>> START

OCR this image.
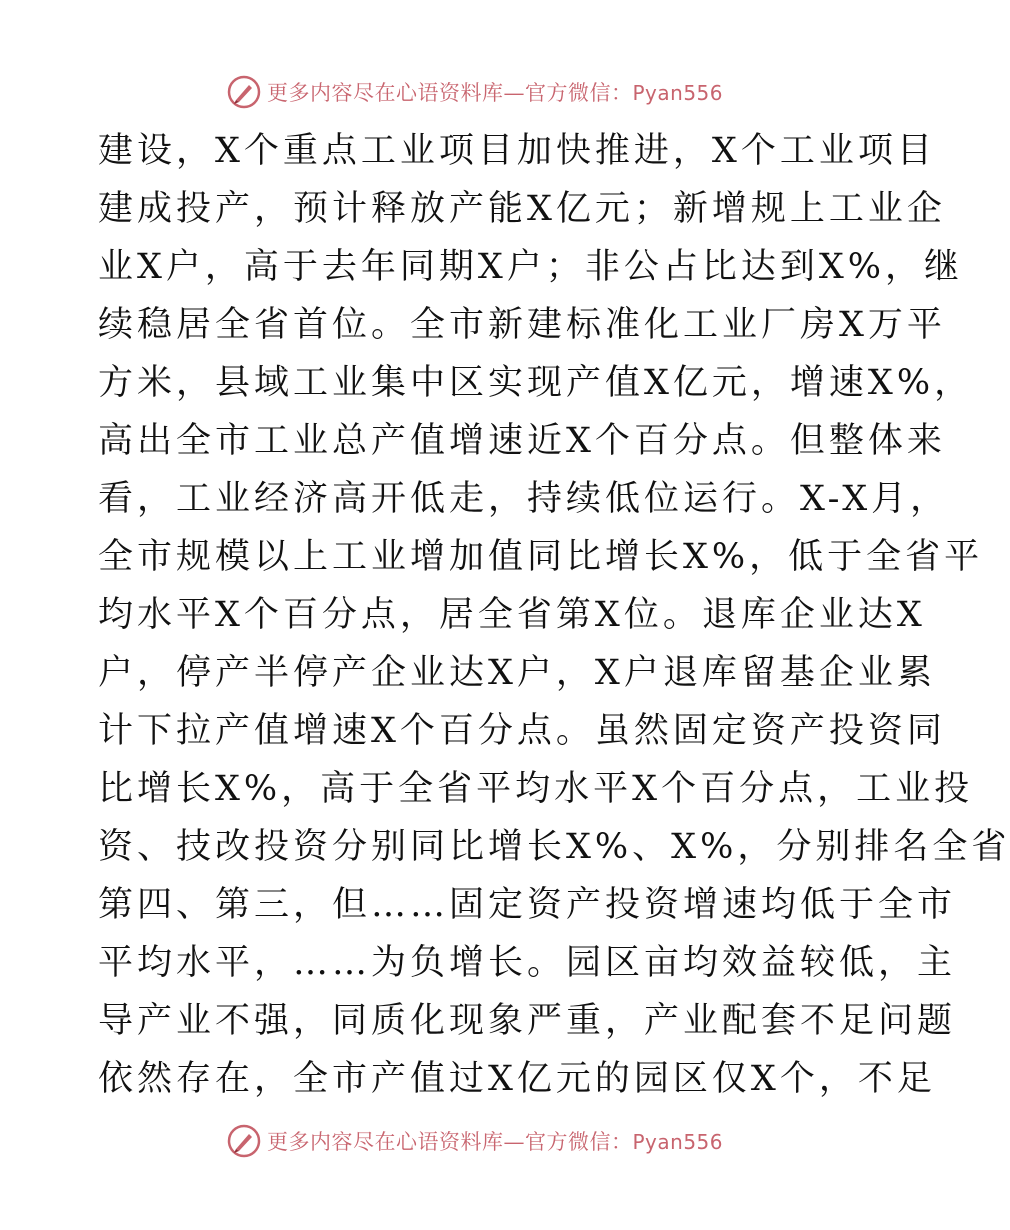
更多内容尽在心语资料库—官方微信：Pyan556
建设，X个重点工业项目加快推进，X个工业项目
建成投产，预计释放产能X亿元；新增规上工业企
业X户，高于去年同期X户；非公占比达到X%，继
续稳居全省首位。全市新建标准化工业厂房X万平
方米，县域工业集中区实现产值X亿元，增速X%，
高出全市工业总产值增速近X个百分点。但整体来
看，工业经济高开低走，持续低位运行。X-X月，
全市规模以上工业增加值同比增长X%，低于全省平
均水平X个百分点，居全省第X位。退库企业达X
户，停产半停产企业达X户，X户退库留基企业累
计下拉产值增速X个百分点。虽然固定资产投资同
比增长X%，高于全省平均水平X个百分点，工业投
资、技改投资分别同比增长X%、X%，分别排名全省
第四、第三，但……固定资产投资增速均低于全市
平均水平，……为负增长。园区亩均效益较低，主
导产业不强，同质化现象严重，产业配套不足问题
依然存在，全市产值过X亿元的园区仅X个，不足
更多内容尽在心语资料库—官方微信：Pyan556
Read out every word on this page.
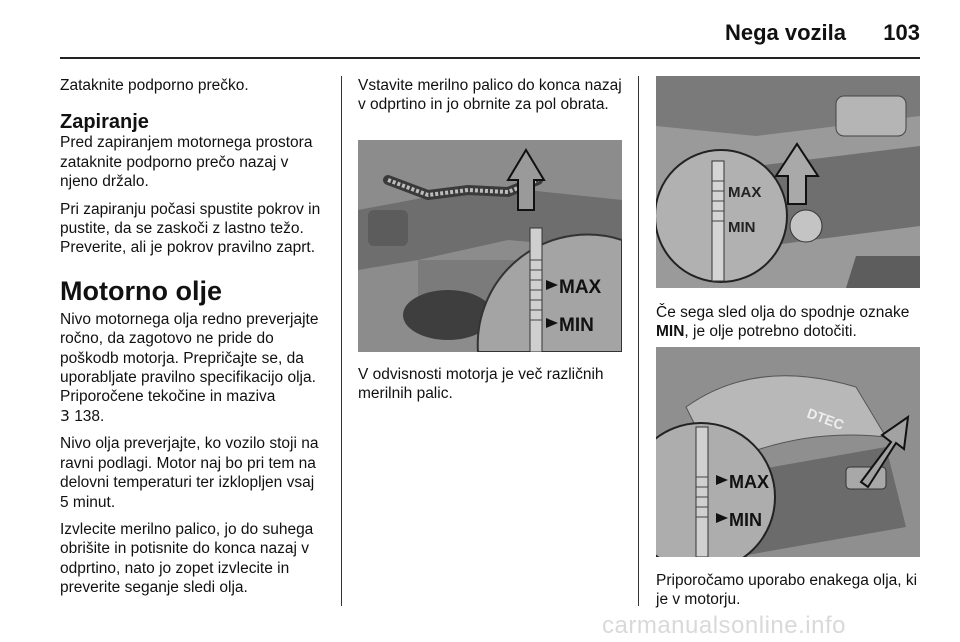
Nega vozila 103

Zataknite podporno prečko.

Zapiranje

Pred zapiranjem motornega prostora zataknite podporno prečo nazaj v njeno držalo.

Pri zapiranju počasi spustite pokrov in pustite, da se zaskoči z lastno težo. Preverite, ali je pokrov pravilno zaprt.

Motorno olje

Nivo motornega olja redno preverjajte ročno, da zagotovo ne pride do poškodb motorja. Prepričajte se, da uporabljate pravilno specifikacijo olja. Priporočene tekočine in maziva

3 138.

Nivo olja preverjajte, ko vozilo stoji na ravni podlagi. Motor naj bo pri tem na delovni temperaturi ter izklopljen vsaj 5 minut.

Izvlecite merilno palico, jo do suhega obrišite in potisnite do konca nazaj v odprtino, nato jo zopet izvlecite in preverite seganje sledi olja.

Vstavite merilno palico do konca nazaj v odprtino in jo obrnite za pol obrata.

MAX
MIN

V odvisnosti motorja je več različnih merilnih palic.

MAX
MIN

Če sega sled olja do spodnje oznake MIN, je olje potrebno dotočiti.

DTEC
MAX
MIN

Priporočamo uporabo enakega olja, ki je v motorju.

carmanualsonline.info
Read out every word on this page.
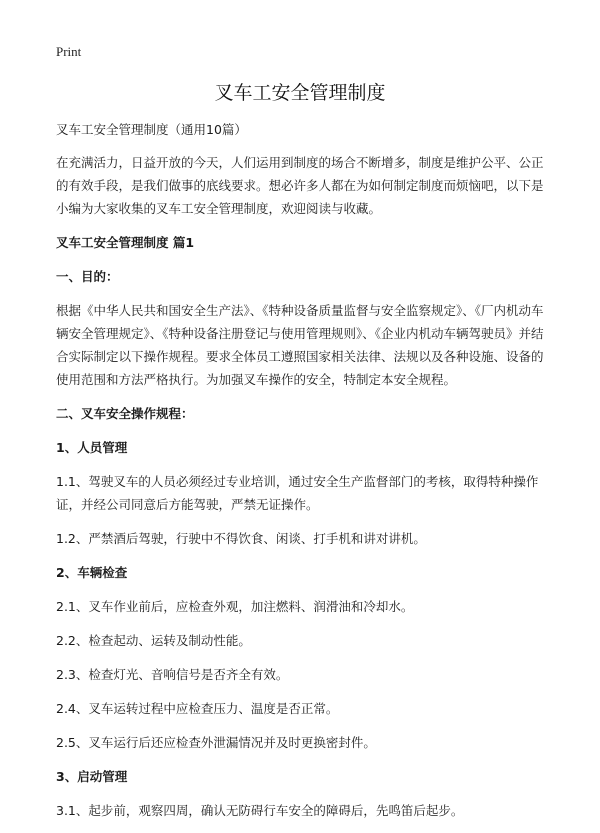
Print
叉车工安全管理制度

叉车工安全管理制度（通用10篇）

在充满活力，日益开放的今天，人们运用到制度的场合不断增多，制度是维护公平、公正的有效手段，是我们做事的底线要求。想必许多人都在为如何制定制度而烦恼吧，以下是小编为大家收集的叉车工安全管理制度，欢迎阅读与收藏。

叉车工安全管理制度 篇1

一、目的：

根据《中华人民共和国安全生产法》、《特种设备质量监督与安全监察规定》、《厂内机动车辆安全管理规定》、《特种设备注册登记与使用管理规则》、《企业内机动车辆驾驶员》并结合实际制定以下操作规程。要求全体员工遵照国家相关法律、法规以及各种设施、设备的使用范围和方法严格执行。为加强叉车操作的安全，特制定本安全规程。

二、叉车安全操作规程：

1、人员管理

1.1、驾驶叉车的人员必须经过专业培训，通过安全生产监督部门的考核，取得特种操作证，并经公司同意后方能驾驶，严禁无证操作。

1.2、严禁酒后驾驶，行驶中不得饮食、闲谈、打手机和讲对讲机。

2、车辆检查

2.1、叉车作业前后，应检查外观，加注燃料、润滑油和冷却水。

2.2、检查起动、运转及制动性能。

2.3、检查灯光、音响信号是否齐全有效。

2.4、叉车运转过程中应检查压力、温度是否正常。

2.5、叉车运行后还应检查外泄漏情况并及时更换密封件。

3、启动管理

3.1、起步前，观察四周，确认无防碍行车安全的障碍后，先鸣笛后起步。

>> END

Exercise details: Collect the lines that hold "konca".

Answer to this exercise:
Izvlecite merilno palico, jo do suhega obrišite in potisnite do konca nazaj v odprtino, nato jo zopet izvlecite in preverite seganje sledi olja.
Vstavite merilno palico do konca nazaj v odprtino in jo obrnite za pol obrata.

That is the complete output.